--- BEGIN LISTING ---

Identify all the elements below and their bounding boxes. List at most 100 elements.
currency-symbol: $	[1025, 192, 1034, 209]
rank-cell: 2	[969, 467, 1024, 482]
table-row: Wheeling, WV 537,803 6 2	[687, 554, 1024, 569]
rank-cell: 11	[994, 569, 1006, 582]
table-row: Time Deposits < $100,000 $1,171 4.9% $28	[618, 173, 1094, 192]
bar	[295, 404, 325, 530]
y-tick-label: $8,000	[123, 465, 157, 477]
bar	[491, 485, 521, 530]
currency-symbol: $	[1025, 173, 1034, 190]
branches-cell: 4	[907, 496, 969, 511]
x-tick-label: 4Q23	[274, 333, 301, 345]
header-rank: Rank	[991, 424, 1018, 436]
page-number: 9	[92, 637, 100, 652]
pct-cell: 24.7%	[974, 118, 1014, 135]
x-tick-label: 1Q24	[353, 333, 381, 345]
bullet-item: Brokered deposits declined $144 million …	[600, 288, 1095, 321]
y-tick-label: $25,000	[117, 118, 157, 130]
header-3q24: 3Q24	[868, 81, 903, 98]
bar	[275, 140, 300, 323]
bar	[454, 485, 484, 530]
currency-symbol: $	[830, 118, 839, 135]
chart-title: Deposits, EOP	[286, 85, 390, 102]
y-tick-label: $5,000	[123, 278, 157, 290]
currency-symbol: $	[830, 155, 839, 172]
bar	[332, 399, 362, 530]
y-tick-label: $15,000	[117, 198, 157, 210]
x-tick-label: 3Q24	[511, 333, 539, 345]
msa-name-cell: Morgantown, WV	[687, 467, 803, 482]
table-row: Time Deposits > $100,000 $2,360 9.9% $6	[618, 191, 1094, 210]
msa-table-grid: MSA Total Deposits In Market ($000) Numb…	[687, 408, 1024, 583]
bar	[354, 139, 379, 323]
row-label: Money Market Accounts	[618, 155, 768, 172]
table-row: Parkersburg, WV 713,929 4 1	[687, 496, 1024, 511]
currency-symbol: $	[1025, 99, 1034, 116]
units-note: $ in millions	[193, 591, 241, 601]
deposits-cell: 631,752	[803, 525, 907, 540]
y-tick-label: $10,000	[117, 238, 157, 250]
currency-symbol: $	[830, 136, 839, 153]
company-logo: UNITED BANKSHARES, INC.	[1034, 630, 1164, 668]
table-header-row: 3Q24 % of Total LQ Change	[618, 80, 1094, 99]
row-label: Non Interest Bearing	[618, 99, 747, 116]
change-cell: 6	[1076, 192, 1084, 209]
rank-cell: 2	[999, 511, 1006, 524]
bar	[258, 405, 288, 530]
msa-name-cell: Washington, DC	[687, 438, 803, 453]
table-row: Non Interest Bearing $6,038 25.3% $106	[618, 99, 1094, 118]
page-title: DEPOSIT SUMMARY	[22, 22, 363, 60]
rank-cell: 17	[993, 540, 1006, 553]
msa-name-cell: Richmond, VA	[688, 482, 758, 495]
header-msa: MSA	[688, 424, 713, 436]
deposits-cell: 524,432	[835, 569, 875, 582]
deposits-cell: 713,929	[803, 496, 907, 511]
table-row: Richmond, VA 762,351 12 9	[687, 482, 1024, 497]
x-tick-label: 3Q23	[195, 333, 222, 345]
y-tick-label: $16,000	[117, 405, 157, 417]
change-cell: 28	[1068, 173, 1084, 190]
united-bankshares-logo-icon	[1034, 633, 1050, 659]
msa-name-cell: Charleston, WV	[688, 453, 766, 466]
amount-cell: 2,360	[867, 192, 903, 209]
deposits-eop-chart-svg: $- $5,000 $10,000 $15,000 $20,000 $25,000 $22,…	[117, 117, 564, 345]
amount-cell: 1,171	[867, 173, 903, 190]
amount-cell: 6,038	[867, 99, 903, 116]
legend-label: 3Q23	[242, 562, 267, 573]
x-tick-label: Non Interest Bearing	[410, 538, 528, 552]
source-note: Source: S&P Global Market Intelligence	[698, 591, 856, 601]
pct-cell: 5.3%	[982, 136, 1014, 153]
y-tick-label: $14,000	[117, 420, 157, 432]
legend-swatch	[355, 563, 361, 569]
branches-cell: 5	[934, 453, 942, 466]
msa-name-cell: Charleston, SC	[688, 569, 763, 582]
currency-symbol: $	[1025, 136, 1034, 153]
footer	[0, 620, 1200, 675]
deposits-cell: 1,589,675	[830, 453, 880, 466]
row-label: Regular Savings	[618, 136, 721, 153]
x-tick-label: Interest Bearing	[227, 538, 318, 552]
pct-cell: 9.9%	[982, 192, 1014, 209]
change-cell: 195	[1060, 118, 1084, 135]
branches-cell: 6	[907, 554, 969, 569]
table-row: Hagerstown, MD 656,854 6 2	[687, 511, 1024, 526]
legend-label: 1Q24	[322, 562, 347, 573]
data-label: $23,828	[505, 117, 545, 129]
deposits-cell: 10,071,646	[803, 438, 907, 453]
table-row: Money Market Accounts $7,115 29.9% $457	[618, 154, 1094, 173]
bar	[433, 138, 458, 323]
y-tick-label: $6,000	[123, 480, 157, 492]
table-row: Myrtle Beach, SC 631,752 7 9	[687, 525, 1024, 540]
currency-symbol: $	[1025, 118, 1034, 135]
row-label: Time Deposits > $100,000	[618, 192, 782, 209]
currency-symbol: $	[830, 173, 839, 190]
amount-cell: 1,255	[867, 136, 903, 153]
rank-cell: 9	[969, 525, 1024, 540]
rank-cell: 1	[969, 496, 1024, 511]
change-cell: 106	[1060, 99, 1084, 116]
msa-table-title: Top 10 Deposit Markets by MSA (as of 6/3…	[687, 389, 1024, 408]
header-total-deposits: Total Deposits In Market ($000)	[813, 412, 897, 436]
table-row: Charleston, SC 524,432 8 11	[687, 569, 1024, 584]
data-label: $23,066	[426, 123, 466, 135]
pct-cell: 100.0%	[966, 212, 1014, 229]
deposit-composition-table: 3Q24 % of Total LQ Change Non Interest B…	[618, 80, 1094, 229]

--- END LISTING ---
--- BEGIN LISTING ---

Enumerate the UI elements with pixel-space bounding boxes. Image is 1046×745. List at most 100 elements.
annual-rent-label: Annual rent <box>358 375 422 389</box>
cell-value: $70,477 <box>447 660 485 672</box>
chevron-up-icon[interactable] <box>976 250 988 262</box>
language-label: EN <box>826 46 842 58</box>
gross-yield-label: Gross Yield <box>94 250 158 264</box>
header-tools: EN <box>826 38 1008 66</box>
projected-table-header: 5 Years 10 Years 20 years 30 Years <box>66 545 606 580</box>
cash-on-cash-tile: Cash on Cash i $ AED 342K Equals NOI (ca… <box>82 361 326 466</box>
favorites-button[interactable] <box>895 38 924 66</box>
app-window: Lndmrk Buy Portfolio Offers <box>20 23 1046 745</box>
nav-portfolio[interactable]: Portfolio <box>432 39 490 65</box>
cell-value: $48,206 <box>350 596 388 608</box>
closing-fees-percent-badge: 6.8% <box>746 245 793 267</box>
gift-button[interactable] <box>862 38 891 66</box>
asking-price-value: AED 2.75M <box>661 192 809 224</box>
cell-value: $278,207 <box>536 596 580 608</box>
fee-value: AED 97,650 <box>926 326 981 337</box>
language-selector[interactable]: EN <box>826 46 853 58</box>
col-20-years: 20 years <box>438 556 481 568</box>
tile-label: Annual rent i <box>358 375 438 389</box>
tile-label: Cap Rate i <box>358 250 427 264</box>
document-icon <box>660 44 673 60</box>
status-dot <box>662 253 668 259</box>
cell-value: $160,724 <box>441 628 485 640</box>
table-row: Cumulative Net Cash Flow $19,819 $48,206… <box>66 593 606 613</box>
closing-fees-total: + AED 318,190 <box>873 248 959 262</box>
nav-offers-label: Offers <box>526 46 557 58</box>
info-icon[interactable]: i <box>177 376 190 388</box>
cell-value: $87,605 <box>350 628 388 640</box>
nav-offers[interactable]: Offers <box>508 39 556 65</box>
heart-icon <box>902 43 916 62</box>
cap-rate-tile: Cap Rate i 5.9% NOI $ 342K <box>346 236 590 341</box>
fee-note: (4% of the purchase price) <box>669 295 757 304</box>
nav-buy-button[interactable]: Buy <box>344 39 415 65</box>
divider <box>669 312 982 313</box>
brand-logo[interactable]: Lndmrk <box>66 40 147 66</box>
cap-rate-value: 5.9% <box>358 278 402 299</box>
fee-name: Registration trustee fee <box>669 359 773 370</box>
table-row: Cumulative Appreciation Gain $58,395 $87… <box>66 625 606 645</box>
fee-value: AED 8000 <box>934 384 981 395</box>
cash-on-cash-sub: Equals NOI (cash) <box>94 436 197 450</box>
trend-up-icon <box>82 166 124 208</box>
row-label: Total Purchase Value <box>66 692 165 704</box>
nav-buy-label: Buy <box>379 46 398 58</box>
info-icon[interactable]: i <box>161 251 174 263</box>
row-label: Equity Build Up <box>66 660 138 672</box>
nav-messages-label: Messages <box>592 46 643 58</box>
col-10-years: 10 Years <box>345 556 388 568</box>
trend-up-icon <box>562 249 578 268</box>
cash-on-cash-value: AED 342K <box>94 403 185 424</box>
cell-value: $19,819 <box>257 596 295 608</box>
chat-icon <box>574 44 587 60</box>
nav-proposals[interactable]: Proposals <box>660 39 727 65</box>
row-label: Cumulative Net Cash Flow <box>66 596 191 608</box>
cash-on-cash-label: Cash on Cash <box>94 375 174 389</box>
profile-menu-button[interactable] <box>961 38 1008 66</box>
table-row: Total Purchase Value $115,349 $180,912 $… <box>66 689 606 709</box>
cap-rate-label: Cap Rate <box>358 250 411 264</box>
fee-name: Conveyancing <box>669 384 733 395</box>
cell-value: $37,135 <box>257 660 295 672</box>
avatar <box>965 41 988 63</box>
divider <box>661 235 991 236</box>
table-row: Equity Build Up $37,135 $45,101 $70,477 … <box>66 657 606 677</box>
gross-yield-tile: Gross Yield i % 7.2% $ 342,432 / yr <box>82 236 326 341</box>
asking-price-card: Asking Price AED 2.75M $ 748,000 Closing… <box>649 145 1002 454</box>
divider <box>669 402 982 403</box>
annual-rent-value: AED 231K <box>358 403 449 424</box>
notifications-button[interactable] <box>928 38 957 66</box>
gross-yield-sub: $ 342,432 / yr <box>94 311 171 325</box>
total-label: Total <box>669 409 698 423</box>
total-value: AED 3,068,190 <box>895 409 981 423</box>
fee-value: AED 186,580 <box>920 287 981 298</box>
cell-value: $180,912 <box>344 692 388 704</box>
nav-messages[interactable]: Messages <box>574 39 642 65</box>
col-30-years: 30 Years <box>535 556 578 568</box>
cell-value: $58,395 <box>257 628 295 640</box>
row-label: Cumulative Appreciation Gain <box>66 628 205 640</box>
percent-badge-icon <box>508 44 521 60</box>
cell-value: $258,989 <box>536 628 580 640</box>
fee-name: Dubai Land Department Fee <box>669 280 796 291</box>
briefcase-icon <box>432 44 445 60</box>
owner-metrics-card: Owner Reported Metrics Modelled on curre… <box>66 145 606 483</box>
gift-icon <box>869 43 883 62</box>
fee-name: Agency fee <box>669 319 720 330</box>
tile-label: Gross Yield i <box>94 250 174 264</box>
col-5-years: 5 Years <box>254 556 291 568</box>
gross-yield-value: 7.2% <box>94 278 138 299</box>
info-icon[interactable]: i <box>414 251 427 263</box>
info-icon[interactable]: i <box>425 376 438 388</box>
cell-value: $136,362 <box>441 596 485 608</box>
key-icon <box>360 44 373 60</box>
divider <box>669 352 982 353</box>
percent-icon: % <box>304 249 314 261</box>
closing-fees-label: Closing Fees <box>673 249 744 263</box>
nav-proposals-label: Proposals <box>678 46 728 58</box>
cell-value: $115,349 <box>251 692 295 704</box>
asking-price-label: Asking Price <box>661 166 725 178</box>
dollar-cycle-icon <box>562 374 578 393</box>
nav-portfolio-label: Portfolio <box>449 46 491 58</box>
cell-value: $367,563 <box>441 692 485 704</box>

--- END LISTING ---
--- BEGIN LISTING ---

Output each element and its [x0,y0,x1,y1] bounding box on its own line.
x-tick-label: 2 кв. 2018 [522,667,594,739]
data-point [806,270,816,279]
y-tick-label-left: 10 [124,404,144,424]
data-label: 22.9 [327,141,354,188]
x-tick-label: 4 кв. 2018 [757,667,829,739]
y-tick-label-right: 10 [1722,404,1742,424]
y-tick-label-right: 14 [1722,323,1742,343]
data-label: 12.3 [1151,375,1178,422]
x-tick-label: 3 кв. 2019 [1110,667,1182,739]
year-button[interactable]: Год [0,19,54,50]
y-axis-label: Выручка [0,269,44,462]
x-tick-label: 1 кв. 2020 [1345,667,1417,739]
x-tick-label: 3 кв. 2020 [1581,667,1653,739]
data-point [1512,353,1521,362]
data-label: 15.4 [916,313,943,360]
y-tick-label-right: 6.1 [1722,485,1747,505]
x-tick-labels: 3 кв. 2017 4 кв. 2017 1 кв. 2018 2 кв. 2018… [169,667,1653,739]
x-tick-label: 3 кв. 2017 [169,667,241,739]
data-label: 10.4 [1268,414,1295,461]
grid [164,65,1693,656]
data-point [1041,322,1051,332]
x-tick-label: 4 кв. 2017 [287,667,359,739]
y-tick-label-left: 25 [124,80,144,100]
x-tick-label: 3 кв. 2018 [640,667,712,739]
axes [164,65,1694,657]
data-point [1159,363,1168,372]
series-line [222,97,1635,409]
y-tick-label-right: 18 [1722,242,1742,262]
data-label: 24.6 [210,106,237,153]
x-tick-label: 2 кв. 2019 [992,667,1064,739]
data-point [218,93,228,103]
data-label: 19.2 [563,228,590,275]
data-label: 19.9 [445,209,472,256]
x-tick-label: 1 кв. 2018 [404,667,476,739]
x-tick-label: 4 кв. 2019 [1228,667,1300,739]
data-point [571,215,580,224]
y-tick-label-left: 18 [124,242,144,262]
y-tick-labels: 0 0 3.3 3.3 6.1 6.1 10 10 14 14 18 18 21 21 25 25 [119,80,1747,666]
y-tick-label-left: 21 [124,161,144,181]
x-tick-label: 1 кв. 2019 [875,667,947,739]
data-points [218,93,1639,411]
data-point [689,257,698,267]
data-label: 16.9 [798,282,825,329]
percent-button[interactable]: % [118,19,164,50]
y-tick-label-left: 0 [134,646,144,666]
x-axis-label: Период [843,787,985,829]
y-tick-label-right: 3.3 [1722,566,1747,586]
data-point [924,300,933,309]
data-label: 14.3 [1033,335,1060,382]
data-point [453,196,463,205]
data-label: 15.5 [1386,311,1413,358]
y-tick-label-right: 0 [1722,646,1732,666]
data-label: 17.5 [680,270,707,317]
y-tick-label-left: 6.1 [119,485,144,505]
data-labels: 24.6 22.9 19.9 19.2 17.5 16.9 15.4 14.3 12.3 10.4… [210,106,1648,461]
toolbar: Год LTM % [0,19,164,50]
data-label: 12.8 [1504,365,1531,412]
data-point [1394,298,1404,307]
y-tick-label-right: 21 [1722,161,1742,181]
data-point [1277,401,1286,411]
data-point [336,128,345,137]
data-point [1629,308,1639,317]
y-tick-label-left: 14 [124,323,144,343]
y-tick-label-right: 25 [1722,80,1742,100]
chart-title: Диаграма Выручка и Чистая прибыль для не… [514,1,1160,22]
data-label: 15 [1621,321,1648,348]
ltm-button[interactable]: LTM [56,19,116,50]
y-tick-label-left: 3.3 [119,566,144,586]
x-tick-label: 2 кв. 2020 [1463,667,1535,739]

--- END LISTING ---

> [GIVEN REQUEST]: Rewrite the listing from the line containing "Identify all the" through the line containing "173, 1034, 190]" as a Markdown table with the columns Row and Line, leaving out blank lines.

> [OUTPUT]:
| Row | Line |
|---|---|
| 1 | Identify all the elements below and their bounding boxes. List at most 100 elements. |
| 2 | currency-symbol: $	[1025, 192, 1034, 209] |
| 3 | rank-cell: 2	[969, 467, 1024, 482] |
| 4 | table-row: Wheeling, WV 537,803 6 2	[687, 554, 1024, 569] |
| 5 | rank-cell: 11	[994, 569, 1006, 582] |
| 6 | table-row: Time Deposits < $100,000 $1,171 4.9% $28	[618, 173, 1094, 192] |
| 7 | bar	[295, 404, 325, 530] |
| 8 | y-tick-label: $8,000	[123, 465, 157, 477] |
| 9 | bar	[491, 485, 521, 530] |
| 10 | currency-symbol: $	[1025, 173, 1034, 190] |